[DESCRIPTION OF THE TASK] Return each entry exactly, so that nothing in the data differs from the original.

[THE DATA]
________________________

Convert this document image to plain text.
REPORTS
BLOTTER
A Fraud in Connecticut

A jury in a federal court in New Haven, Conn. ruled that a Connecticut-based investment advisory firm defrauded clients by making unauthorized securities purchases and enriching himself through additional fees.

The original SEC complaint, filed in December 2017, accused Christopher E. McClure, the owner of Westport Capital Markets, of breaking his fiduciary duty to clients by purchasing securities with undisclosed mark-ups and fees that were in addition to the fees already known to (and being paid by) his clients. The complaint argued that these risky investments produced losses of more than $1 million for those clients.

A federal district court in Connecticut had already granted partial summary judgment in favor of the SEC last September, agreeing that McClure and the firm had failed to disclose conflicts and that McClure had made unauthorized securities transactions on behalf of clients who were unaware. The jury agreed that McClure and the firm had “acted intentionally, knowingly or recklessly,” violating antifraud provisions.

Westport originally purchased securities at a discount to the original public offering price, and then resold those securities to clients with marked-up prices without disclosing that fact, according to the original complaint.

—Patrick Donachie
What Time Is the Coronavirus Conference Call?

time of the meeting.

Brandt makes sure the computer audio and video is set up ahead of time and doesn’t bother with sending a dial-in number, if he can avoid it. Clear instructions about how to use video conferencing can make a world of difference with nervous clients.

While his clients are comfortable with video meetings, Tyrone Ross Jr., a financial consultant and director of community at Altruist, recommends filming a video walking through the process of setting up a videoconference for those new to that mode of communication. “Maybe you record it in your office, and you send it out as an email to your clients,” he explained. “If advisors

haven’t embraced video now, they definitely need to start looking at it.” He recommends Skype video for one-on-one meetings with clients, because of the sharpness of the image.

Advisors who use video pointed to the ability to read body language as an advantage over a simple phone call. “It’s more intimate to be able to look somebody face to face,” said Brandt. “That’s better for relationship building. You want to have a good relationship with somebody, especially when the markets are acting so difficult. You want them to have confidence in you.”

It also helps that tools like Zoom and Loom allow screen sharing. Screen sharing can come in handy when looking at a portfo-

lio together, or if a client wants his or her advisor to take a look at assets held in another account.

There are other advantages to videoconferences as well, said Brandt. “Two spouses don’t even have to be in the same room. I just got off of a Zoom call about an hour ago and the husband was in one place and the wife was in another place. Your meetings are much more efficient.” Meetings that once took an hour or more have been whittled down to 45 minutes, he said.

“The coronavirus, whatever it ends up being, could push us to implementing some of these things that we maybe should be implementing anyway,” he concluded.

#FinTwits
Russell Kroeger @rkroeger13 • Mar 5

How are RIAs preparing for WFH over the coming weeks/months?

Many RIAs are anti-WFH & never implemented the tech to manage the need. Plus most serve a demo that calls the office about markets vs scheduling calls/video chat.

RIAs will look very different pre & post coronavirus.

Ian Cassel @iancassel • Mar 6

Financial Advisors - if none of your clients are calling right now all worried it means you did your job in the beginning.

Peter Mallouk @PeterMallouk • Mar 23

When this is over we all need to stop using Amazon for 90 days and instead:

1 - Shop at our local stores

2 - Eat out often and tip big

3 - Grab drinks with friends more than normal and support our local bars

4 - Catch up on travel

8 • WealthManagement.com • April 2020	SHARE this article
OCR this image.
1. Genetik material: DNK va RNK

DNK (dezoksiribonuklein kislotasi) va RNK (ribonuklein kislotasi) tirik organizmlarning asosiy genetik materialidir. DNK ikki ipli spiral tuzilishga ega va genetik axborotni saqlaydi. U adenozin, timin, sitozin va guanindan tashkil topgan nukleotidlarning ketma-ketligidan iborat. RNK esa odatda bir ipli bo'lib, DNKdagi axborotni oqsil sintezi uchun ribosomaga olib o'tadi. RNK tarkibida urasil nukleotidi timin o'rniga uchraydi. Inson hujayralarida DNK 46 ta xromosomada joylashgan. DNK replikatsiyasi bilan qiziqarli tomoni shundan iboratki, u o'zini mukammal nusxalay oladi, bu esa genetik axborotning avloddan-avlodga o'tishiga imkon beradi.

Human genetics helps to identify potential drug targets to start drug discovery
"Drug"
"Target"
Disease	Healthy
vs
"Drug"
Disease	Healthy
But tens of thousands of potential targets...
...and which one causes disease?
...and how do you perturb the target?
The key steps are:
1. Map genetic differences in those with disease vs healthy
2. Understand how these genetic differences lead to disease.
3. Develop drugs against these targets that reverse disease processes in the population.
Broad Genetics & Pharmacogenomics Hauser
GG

________________________

[TASK RESULT]
Convert this document image to plain text.
REPORTS
BLOTTER
A Fraud in Connecticut

A jury in a federal court in New Haven, Conn. ruled that a Connecticut-based investment advisory firm defrauded clients by making unauthorized securities purchases and enriching himself through additional fees.

The original SEC complaint, filed in December 2017, accused Christopher E. McClure, the owner of Westport Capital Markets, of breaking his fiduciary duty to clients by purchasing securities with undisclosed mark-ups and fees that were in addition to the fees already known to (and being paid by) his clients. The complaint argued that these risky investments produced losses of more than $1 million for those clients.

A federal district court in Connecticut had already granted partial summary judgment in favor of the SEC last September, agreeing that McClure and the firm had failed to disclose conflicts and that McClure had made unauthorized securities transactions on behalf of clients who were unaware. The jury agreed that McClure and the firm had “acted intentionally, knowingly or recklessly,” violating antifraud provisions.

Westport originally purchased securities at a discount to the original public offering price, and then resold those securities to clients with marked-up prices without disclosing that fact, according to the original complaint.

—Patrick Donachie
What Time Is the Coronavirus Conference Call?

time of the meeting.

Brandt makes sure the computer audio and video is set up ahead of time and doesn’t bother with sending a dial-in number, if he can avoid it. Clear instructions about how to use video conferencing can make a world of difference with nervous clients.

While his clients are comfortable with video meetings, Tyrone Ross Jr., a financial consultant and director of community at Altruist, recommends filming a video walking through the process of setting up a videoconference for those new to that mode of communication. “Maybe you record it in your office, and you send it out as an email to your clients,” he explained. “If advisors

haven’t embraced video now, they definitely need to start looking at it.” He recommends Skype video for one-on-one meetings with clients, because of the sharpness of the image.

Advisors who use video pointed to the ability to read body language as an advantage over a simple phone call. “It’s more intimate to be able to look somebody face to face,” said Brandt. “That’s better for relationship building. You want to have a good relationship with somebody, especially when the markets are acting so difficult. You want them to have confidence in you.”

It also helps that tools like Zoom and Loom allow screen sharing. Screen sharing can come in handy when looking at a portfo-

lio together, or if a client wants his or her advisor to take a look at assets held in another account.

There are other advantages to videoconferences as well, said Brandt. “Two spouses don’t even have to be in the same room. I just got off of a Zoom call about an hour ago and the husband was in one place and the wife was in another place. Your meetings are much more efficient.” Meetings that once took an hour or more have been whittled down to 45 minutes, he said.

“The coronavirus, whatever it ends up being, could push us to implementing some of these things that we maybe should be implementing anyway,” he concluded.

#FinTwits
Russell Kroeger @rkroeger13 • Mar 5

How are RIAs preparing for WFH over the coming weeks/months?

Many RIAs are anti-WFH & never implemented the tech to manage the need. Plus most serve a demo that calls the office about markets vs scheduling calls/video chat.

RIAs will look very different pre & post coronavirus.

Ian Cassel @iancassel • Mar 6

Financial Advisors - if none of your clients are calling right now all worried it means you did your job in the beginning.

Peter Mallouk @PeterMallouk • Mar 23

When this is over we all need to stop using Amazon for 90 days and instead:

1 - Shop at our local stores

2 - Eat out often and tip big

3 - Grab drinks with friends more than normal and support our local bars

4 - Catch up on travel

8 • WealthManagement.com • April 2020	SHARE this article
OCR this image.
1. Genetik material: DNK va RNK

DNK (dezoksiribonuklein kislotasi) va RNK (ribonuklein kislotasi) tirik organizmlarning asosiy genetik materialidir. DNK ikki ipli spiral tuzilishga ega va genetik axborotni saqlaydi. U adenozin, timin, sitozin va guanindan tashkil topgan nukleotidlarning ketma-ketligidan iborat. RNK esa odatda bir ipli bo'lib, DNKdagi axborotni oqsil sintezi uchun ribosomaga olib o'tadi. RNK tarkibida urasil nukleotidi timin o'rniga uchraydi. Inson hujayralarida DNK 46 ta xromosomada joylashgan. DNK replikatsiyasi bilan qiziqarli tomoni shundan iboratki, u o'zini mukammal nusxalay oladi, bu esa genetik axborotning avloddan-avlodga o'tishiga imkon beradi.

Human genetics helps to identify potential drug targets to start drug discovery
"Drug"
"Target"
Disease	Healthy
vs
"Drug"
Disease	Healthy
But tens of thousands of potential targets...
...and which one causes disease?
...and how do you perturb the target?
The key steps are:
1. Map genetic differences in those with disease vs healthy
2. Understand how these genetic differences lead to disease.
3. Develop drugs against these targets that reverse disease processes in the population.
Broad Genetics & Pharmacogenomics Hauser
GG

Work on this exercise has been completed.